Work to do:
Reproduce all entries word for word.
--- Start Entries ---
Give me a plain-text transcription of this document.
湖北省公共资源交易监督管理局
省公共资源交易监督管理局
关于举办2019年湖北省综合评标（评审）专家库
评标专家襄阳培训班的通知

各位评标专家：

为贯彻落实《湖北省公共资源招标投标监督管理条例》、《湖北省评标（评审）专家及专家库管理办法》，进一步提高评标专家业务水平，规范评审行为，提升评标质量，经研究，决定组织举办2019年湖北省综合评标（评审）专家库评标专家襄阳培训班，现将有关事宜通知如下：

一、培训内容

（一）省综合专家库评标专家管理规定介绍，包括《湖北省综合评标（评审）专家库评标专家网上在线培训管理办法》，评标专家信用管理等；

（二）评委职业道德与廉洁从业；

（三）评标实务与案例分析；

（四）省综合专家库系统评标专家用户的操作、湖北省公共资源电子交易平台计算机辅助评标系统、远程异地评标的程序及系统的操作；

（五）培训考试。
--- End Entries ---
Task response:
Give me a plain-text transcription of this document.
湖北省公共资源交易监督管理局
省公共资源交易监督管理局
关于举办2019年湖北省综合评标（评审）专家库
评标专家襄阳培训班的通知

各位评标专家：

为贯彻落实《湖北省公共资源招标投标监督管理条例》、《湖北省评标（评审）专家及专家库管理办法》，进一步提高评标专家业务水平，规范评审行为，提升评标质量，经研究，决定组织举办2019年湖北省综合评标（评审）专家库评标专家襄阳培训班，现将有关事宜通知如下：

一、培训内容

（一）省综合专家库评标专家管理规定介绍，包括《湖北省综合评标（评审）专家库评标专家网上在线培训管理办法》，评标专家信用管理等；

（二）评委职业道德与廉洁从业；

（三）评标实务与案例分析；

（四）省综合专家库系统评标专家用户的操作、湖北省公共资源电子交易平台计算机辅助评标系统、远程异地评标的程序及系统的操作；

（五）培训考试。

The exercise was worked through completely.